-- Data listing start --

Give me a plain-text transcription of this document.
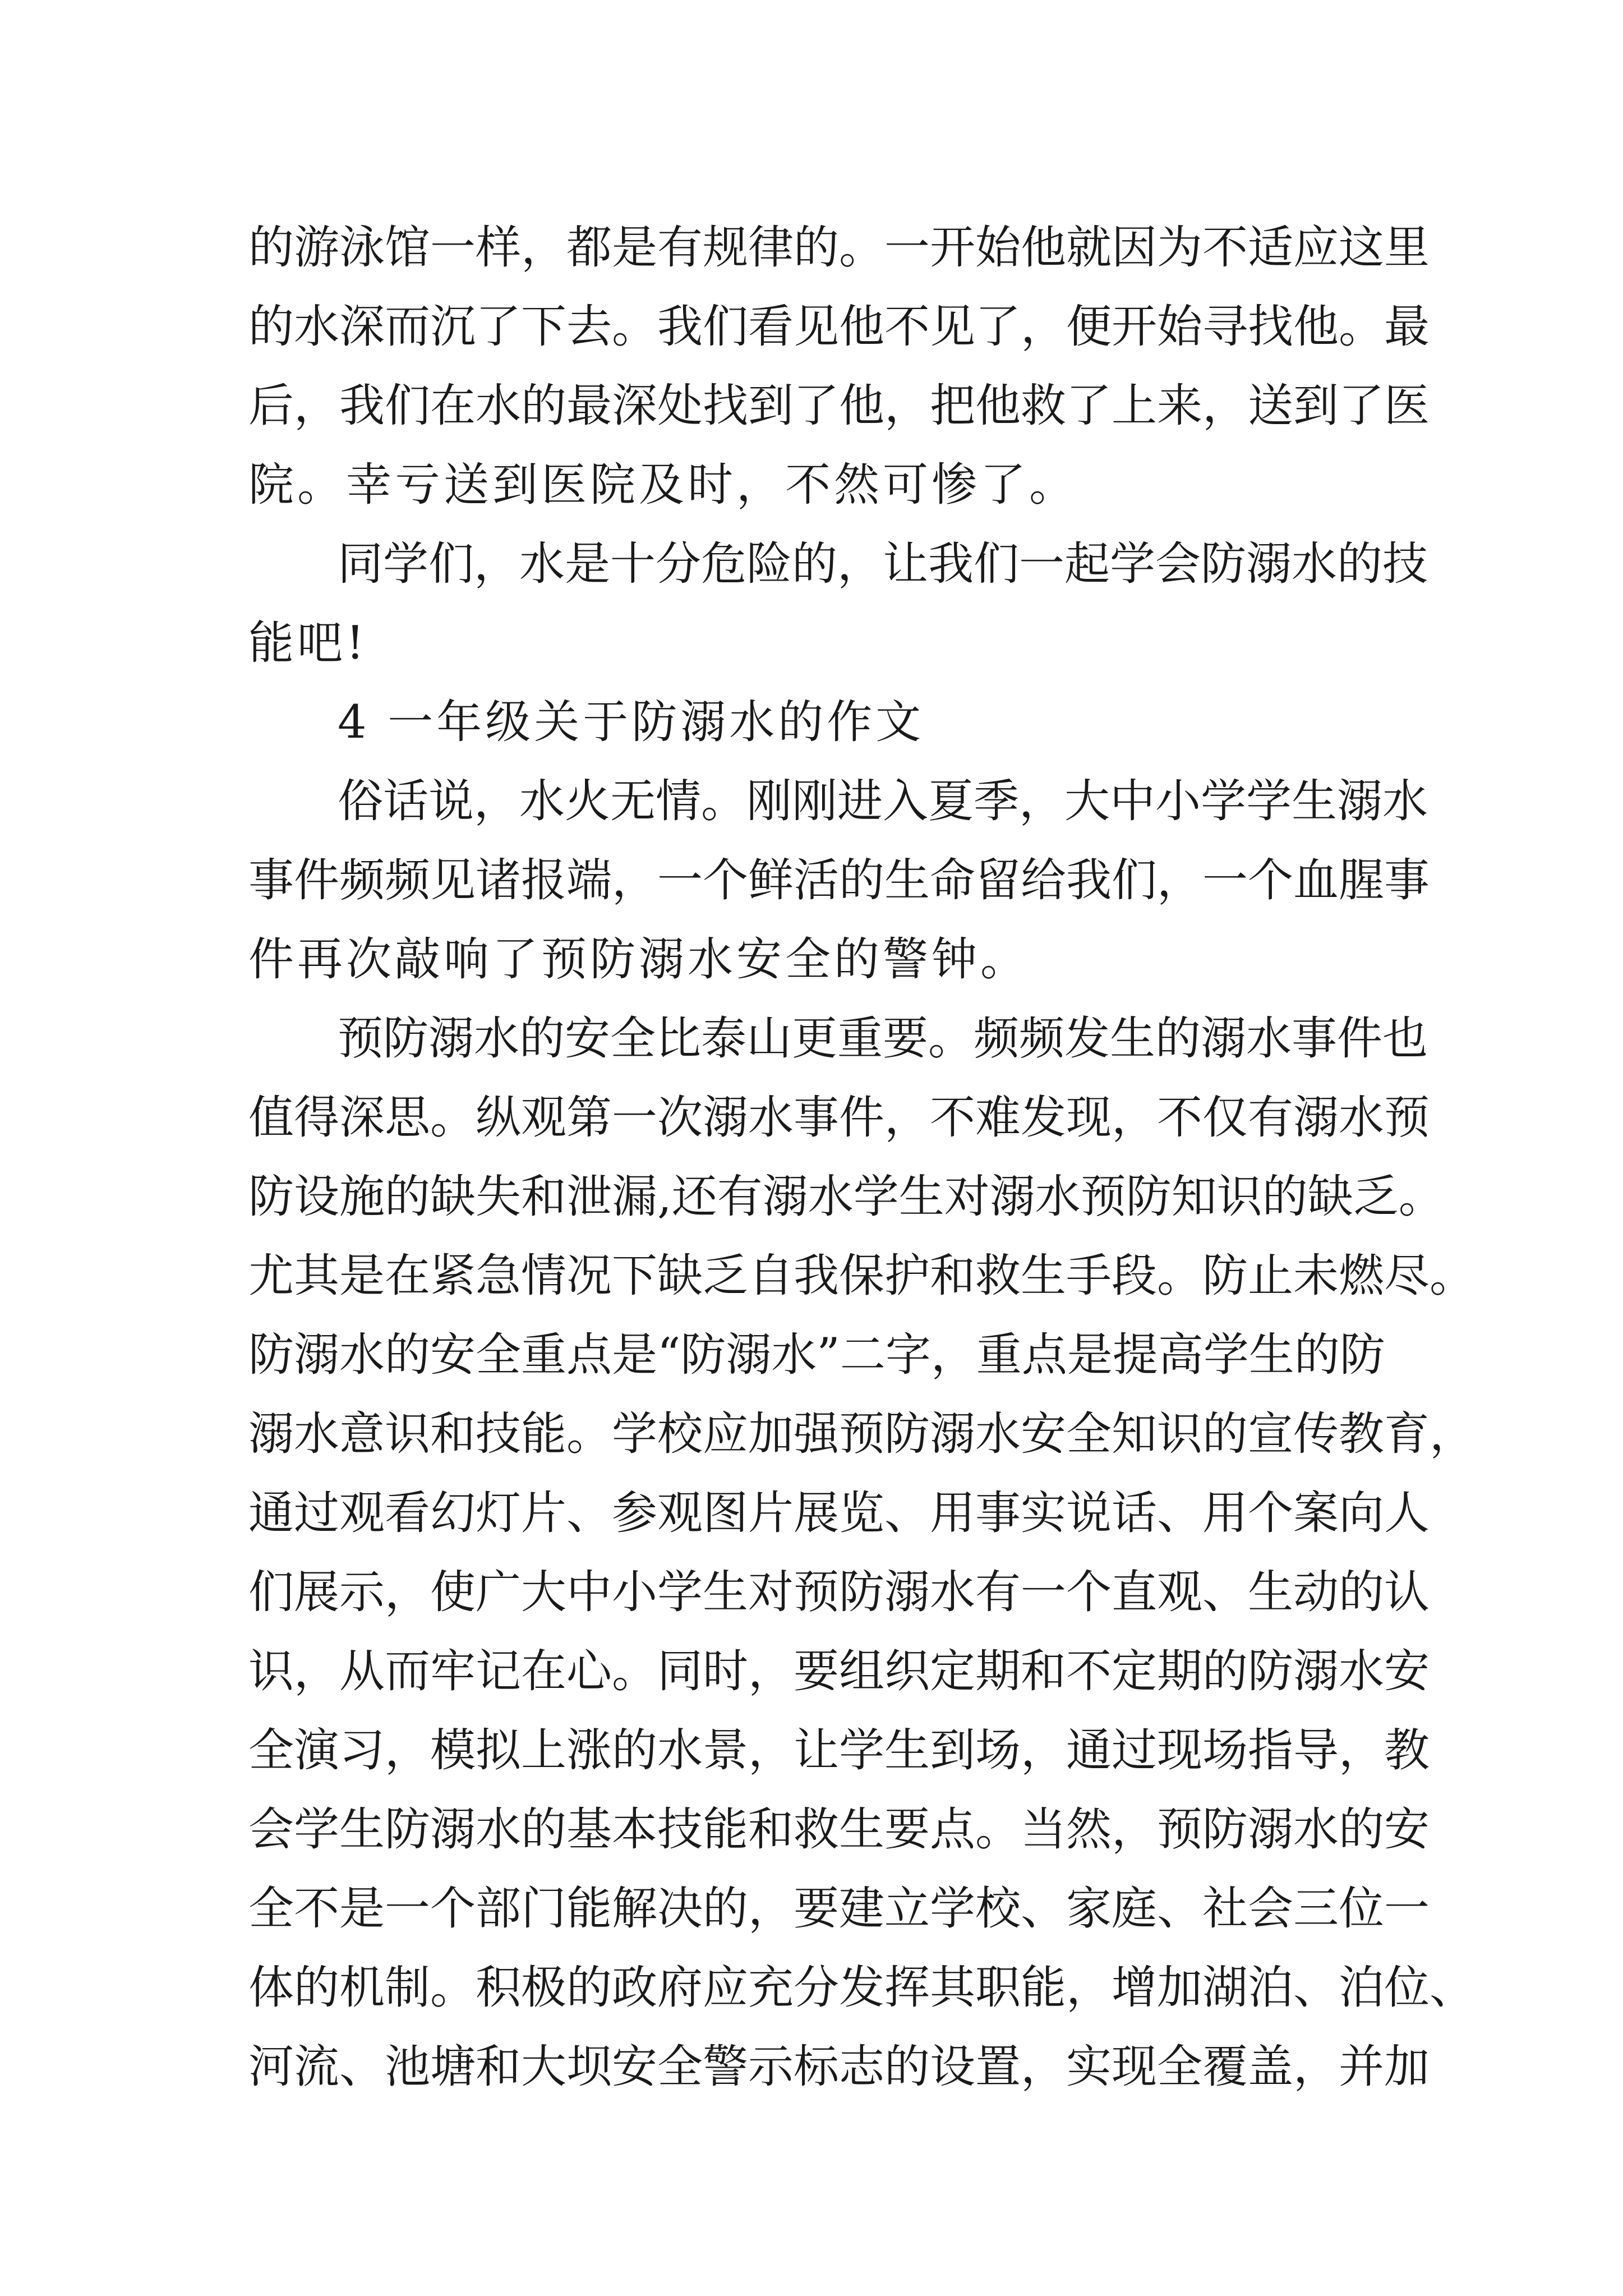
的游泳馆一样，都是有规律的。一开始他就因为不适应这里
的水深而沉了下去。我们看见他不见了，便开始寻找他。最
后，我们在水的最深处找到了他，把他救了上来，送到了医
院。幸亏送到医院及时，不然可惨了。
同学们，水是十分危险的，让我们一起学会防溺水的技
能吧!
4 一年级关于防溺水的作文
俗话说，水火无情。刚刚进入夏季，大中小学学生溺水
事件频频见诸报端，一个鲜活的生命留给我们，一个血腥事
件再次敲响了预防溺水安全的警钟。
预防溺水的安全比泰山更重要。频频发生的溺水事件也
值得深思。纵观第一次溺水事件，不难发现，不仅有溺水预
防设施的缺失和泄漏,还有溺水学生对溺水预防知识的缺乏。
尤其是在紧急情况下缺乏自我保护和救生手段。防止未燃尽。
防溺水的安全重点是“防溺水”二字，重点是提高学生的防
溺水意识和技能。学校应加强预防溺水安全知识的宣传教育，
通过观看幻灯片、参观图片展览、用事实说话、用个案向人
们展示，使广大中小学生对预防溺水有一个直观、生动的认
识，从而牢记在心。同时，要组织定期和不定期的防溺水安
全演习，模拟上涨的水景，让学生到场，通过现场指导，教
会学生防溺水的基本技能和救生要点。当然，预防溺水的安
全不是一个部门能解决的，要建立学校、家庭、社会三位一
体的机制。积极的政府应充分发挥其职能，增加湖泊、泊位、
河流、池塘和大坝安全警示标志的设置，实现全覆盖，并加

-- Data listing end --

* Given instruction *
Can the entries above be repeated exactly, without their pictures?

* Solution to this task *
Give me a plain-text transcription of this document.
的游泳馆一样，都是有规律的。一开始他就因为不适应这里
的水深而沉了下去。我们看见他不见了，便开始寻找他。最
后，我们在水的最深处找到了他，把他救了上来，送到了医
院。幸亏送到医院及时，不然可惨了。
同学们，水是十分危险的，让我们一起学会防溺水的技
能吧!
4 一年级关于防溺水的作文
俗话说，水火无情。刚刚进入夏季，大中小学学生溺水
事件频频见诸报端，一个鲜活的生命留给我们，一个血腥事
件再次敲响了预防溺水安全的警钟。
预防溺水的安全比泰山更重要。频频发生的溺水事件也
值得深思。纵观第一次溺水事件，不难发现，不仅有溺水预
防设施的缺失和泄漏,还有溺水学生对溺水预防知识的缺乏。
尤其是在紧急情况下缺乏自我保护和救生手段。防止未燃尽。
防溺水的安全重点是“防溺水”二字，重点是提高学生的防
溺水意识和技能。学校应加强预防溺水安全知识的宣传教育，
通过观看幻灯片、参观图片展览、用事实说话、用个案向人
们展示，使广大中小学生对预防溺水有一个直观、生动的认
识，从而牢记在心。同时，要组织定期和不定期的防溺水安
全演习，模拟上涨的水景，让学生到场，通过现场指导，教
会学生防溺水的基本技能和救生要点。当然，预防溺水的安
全不是一个部门能解决的，要建立学校、家庭、社会三位一
体的机制。积极的政府应充分发挥其职能，增加湖泊、泊位、
河流、池塘和大坝安全警示标志的设置，实现全覆盖，并加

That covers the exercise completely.